Task to complete >> Reproduce the data in its entirety, exactly as supplied.

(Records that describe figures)
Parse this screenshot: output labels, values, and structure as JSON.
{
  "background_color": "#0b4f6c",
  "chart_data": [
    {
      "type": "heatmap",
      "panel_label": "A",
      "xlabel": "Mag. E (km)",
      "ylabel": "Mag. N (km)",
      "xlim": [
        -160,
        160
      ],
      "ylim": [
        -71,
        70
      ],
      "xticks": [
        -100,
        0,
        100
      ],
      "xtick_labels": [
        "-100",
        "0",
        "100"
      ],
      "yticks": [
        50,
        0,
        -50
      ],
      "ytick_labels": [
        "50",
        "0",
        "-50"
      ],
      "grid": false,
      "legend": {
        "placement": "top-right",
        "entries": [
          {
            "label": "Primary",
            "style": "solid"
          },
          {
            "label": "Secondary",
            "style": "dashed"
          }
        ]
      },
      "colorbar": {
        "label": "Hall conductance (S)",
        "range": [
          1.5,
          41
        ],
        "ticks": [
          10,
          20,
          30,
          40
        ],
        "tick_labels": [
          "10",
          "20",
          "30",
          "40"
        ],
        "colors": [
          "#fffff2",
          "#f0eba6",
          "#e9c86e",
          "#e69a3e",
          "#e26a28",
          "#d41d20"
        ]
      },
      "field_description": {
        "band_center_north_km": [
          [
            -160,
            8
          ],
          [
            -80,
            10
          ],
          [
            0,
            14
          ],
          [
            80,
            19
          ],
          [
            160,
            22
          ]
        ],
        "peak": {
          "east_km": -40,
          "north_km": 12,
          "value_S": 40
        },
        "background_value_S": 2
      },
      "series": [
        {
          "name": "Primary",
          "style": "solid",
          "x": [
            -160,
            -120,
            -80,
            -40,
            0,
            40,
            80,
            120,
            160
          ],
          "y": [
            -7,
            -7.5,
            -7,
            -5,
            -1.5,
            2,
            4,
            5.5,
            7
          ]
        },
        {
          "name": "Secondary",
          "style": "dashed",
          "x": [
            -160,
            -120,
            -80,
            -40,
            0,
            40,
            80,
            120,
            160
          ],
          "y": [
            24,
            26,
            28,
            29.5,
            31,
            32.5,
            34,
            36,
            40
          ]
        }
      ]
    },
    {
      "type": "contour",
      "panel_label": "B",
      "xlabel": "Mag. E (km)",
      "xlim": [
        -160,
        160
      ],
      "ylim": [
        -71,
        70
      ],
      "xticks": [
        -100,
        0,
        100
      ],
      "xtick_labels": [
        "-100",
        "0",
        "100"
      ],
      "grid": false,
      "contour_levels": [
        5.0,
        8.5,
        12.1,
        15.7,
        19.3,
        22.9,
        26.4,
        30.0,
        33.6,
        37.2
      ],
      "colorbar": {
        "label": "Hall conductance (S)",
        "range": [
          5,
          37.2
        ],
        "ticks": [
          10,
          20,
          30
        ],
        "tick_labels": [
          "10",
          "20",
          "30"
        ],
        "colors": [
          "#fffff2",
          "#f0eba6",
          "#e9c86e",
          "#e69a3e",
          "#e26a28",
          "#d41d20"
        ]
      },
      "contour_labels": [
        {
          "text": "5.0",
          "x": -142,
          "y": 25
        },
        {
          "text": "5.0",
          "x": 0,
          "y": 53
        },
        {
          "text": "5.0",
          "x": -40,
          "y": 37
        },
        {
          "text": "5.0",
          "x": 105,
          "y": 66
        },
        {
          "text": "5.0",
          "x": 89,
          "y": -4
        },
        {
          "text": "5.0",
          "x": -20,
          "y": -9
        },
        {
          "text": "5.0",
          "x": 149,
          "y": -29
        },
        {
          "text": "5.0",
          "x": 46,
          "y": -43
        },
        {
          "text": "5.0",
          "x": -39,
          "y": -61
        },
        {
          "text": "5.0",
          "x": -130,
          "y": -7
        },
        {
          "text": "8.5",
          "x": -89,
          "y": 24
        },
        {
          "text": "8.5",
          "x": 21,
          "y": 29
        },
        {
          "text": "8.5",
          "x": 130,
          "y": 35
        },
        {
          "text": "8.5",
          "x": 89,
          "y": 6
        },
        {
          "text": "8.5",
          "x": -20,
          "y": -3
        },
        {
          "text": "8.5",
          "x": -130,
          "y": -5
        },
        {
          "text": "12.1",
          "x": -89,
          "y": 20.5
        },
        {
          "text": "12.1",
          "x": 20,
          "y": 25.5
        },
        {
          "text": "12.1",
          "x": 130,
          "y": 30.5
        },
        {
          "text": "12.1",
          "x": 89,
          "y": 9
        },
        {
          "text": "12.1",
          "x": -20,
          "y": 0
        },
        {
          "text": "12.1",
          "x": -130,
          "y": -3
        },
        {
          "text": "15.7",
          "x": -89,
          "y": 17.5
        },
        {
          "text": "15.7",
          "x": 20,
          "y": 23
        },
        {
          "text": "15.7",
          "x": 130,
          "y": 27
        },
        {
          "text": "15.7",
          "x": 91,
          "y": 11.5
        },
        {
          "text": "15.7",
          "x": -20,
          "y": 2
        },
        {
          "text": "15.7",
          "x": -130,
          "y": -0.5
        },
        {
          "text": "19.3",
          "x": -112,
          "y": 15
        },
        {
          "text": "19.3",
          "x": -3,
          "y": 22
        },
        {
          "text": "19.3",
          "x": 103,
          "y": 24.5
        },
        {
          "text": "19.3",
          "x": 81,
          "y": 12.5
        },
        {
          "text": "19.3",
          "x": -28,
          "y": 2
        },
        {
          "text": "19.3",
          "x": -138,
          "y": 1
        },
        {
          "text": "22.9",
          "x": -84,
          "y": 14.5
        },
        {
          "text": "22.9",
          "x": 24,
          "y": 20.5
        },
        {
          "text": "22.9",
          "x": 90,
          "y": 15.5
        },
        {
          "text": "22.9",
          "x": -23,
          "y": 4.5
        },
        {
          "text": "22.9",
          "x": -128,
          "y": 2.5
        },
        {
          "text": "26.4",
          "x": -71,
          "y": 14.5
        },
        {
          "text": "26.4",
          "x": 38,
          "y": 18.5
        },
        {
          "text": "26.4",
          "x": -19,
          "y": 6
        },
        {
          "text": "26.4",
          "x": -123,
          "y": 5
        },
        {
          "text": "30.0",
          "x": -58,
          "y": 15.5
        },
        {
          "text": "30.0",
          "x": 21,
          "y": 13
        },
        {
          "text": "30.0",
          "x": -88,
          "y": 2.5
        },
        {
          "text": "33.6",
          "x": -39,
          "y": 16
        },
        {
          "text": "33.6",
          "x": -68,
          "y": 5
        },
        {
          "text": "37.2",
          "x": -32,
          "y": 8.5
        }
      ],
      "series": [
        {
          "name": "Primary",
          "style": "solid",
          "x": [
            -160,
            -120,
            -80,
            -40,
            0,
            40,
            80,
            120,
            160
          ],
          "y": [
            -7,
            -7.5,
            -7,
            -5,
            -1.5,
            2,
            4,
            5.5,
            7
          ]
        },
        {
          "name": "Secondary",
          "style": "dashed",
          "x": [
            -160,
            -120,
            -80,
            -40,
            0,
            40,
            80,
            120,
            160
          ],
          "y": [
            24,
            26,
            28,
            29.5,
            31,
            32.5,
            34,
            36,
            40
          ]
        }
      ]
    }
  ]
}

The answer >>
Parse this screenshot: output labels, values, and structure as JSON.
{
  "background_color": "#0b4f6c",
  "chart_data": [
    {
      "type": "heatmap",
      "panel_label": "A",
      "xlabel": "Mag. E (km)",
      "ylabel": "Mag. N (km)",
      "xlim": [
        -160,
        160
      ],
      "ylim": [
        -71,
        70
      ],
      "xticks": [
        -100,
        0,
        100
      ],
      "xtick_labels": [
        "-100",
        "0",
        "100"
      ],
      "yticks": [
        50,
        0,
        -50
      ],
      "ytick_labels": [
        "50",
        "0",
        "-50"
      ],
      "grid": false,
      "legend": {
        "placement": "top-right",
        "entries": [
          {
            "label": "Primary",
            "style": "solid"
          },
          {
            "label": "Secondary",
            "style": "dashed"
          }
        ]
      },
      "colorbar": {
        "label": "Hall conductance (S)",
        "range": [
          1.5,
          41
        ],
        "ticks": [
          10,
          20,
          30,
          40
        ],
        "tick_labels": [
          "10",
          "20",
          "30",
          "40"
        ],
        "colors": [
          "#fffff2",
          "#f0eba6",
          "#e9c86e",
          "#e69a3e",
          "#e26a28",
          "#d41d20"
        ]
      },
      "field_description": {
        "band_center_north_km": [
          [
            -160,
            8
          ],
          [
            -80,
            10
          ],
          [
            0,
            14
          ],
          [
            80,
            19
          ],
          [
            160,
            22
          ]
        ],
        "peak": {
          "east_km": -40,
          "north_km": 12,
          "value_S": 40
        },
        "background_value_S": 2
      },
      "series": [
        {
          "name": "Primary",
          "style": "solid",
          "x": [
            -160,
            -120,
            -80,
            -40,
            0,
            40,
            80,
            120,
            160
          ],
          "y": [
            -7,
            -7.5,
            -7,
            -5,
            -1.5,
            2,
            4,
            5.5,
            7
          ]
        },
        {
          "name": "Secondary",
          "style": "dashed",
          "x": [
            -160,
            -120,
            -80,
            -40,
            0,
            40,
            80,
            120,
            160
          ],
          "y": [
            24,
            26,
            28,
            29.5,
            31,
            32.5,
            34,
            36,
            40
          ]
        }
      ]
    },
    {
      "type": "contour",
      "panel_label": "B",
      "xlabel": "Mag. E (km)",
      "xlim": [
        -160,
        160
      ],
      "ylim": [
        -71,
        70
      ],
      "xticks": [
        -100,
        0,
        100
      ],
      "xtick_labels": [
        "-100",
        "0",
        "100"
      ],
      "grid": false,
      "contour_levels": [
        5.0,
        8.5,
        12.1,
        15.7,
        19.3,
        22.9,
        26.4,
        30.0,
        33.6,
        37.2
      ],
      "colorbar": {
        "label": "Hall conductance (S)",
        "range": [
          5,
          37.2
        ],
        "ticks": [
          10,
          20,
          30
        ],
        "tick_labels": [
          "10",
          "20",
          "30"
        ],
        "colors": [
          "#fffff2",
          "#f0eba6",
          "#e9c86e",
          "#e69a3e",
          "#e26a28",
          "#d41d20"
        ]
      },
      "contour_labels": [
        {
          "text": "5.0",
          "x": -142,
          "y": 25
        },
        {
          "text": "5.0",
          "x": 0,
          "y": 53
        },
        {
          "text": "5.0",
          "x": -40,
          "y": 37
        },
        {
          "text": "5.0",
          "x": 105,
          "y": 66
        },
        {
          "text": "5.0",
          "x": 89,
          "y": -4
        },
        {
          "text": "5.0",
          "x": -20,
          "y": -9
        },
        {
          "text": "5.0",
          "x": 149,
          "y": -29
        },
        {
          "text": "5.0",
          "x": 46,
          "y": -43
        },
        {
          "text": "5.0",
          "x": -39,
          "y": -61
        },
        {
          "text": "5.0",
          "x": -130,
          "y": -7
        },
        {
          "text": "8.5",
          "x": -89,
          "y": 24
        },
        {
          "text": "8.5",
          "x": 21,
          "y": 29
        },
        {
          "text": "8.5",
          "x": 130,
          "y": 35
        },
        {
          "text": "8.5",
          "x": 89,
          "y": 6
        },
        {
          "text": "8.5",
          "x": -20,
          "y": -3
        },
        {
          "text": "8.5",
          "x": -130,
          "y": -5
        },
        {
          "text": "12.1",
          "x": -89,
          "y": 20.5
        },
        {
          "text": "12.1",
          "x": 20,
          "y": 25.5
        },
        {
          "text": "12.1",
          "x": 130,
          "y": 30.5
        },
        {
          "text": "12.1",
          "x": 89,
          "y": 9
        },
        {
          "text": "12.1",
          "x": -20,
          "y": 0
        },
        {
          "text": "12.1",
          "x": -130,
          "y": -3
        },
        {
          "text": "15.7",
          "x": -89,
          "y": 17.5
        },
        {
          "text": "15.7",
          "x": 20,
          "y": 23
        },
        {
          "text": "15.7",
          "x": 130,
          "y": 27
        },
        {
          "text": "15.7",
          "x": 91,
          "y": 11.5
        },
        {
          "text": "15.7",
          "x": -20,
          "y": 2
        },
        {
          "text": "15.7",
          "x": -130,
          "y": -0.5
        },
        {
          "text": "19.3",
          "x": -112,
          "y": 15
        },
        {
          "text": "19.3",
          "x": -3,
          "y": 22
        },
        {
          "text": "19.3",
          "x": 103,
          "y": 24.5
        },
        {
          "text": "19.3",
          "x": 81,
          "y": 12.5
        },
        {
          "text": "19.3",
          "x": -28,
          "y": 2
        },
        {
          "text": "19.3",
          "x": -138,
          "y": 1
        },
        {
          "text": "22.9",
          "x": -84,
          "y": 14.5
        },
        {
          "text": "22.9",
          "x": 24,
          "y": 20.5
        },
        {
          "text": "22.9",
          "x": 90,
          "y": 15.5
        },
        {
          "text": "22.9",
          "x": -23,
          "y": 4.5
        },
        {
          "text": "22.9",
          "x": -128,
          "y": 2.5
        },
        {
          "text": "26.4",
          "x": -71,
          "y": 14.5
        },
        {
          "text": "26.4",
          "x": 38,
          "y": 18.5
        },
        {
          "text": "26.4",
          "x": -19,
          "y": 6
        },
        {
          "text": "26.4",
          "x": -123,
          "y": 5
        },
        {
          "text": "30.0",
          "x": -58,
          "y": 15.5
        },
        {
          "text": "30.0",
          "x": 21,
          "y": 13
        },
        {
          "text": "30.0",
          "x": -88,
          "y": 2.5
        },
        {
          "text": "33.6",
          "x": -39,
          "y": 16
        },
        {
          "text": "33.6",
          "x": -68,
          "y": 5
        },
        {
          "text": "37.2",
          "x": -32,
          "y": 8.5
        }
      ],
      "series": [
        {
          "name": "Primary",
          "style": "solid",
          "x": [
            -160,
            -120,
            -80,
            -40,
            0,
            40,
            80,
            120,
            160
          ],
          "y": [
            -7,
            -7.5,
            -7,
            -5,
            -1.5,
            2,
            4,
            5.5,
            7
          ]
        },
        {
          "name": "Secondary",
          "style": "dashed",
          "x": [
            -160,
            -120,
            -80,
            -40,
            0,
            40,
            80,
            120,
            160
          ],
          "y": [
            24,
            26,
            28,
            29.5,
            31,
            32.5,
            34,
            36,
            40
          ]
        }
      ]
    }
  ]
}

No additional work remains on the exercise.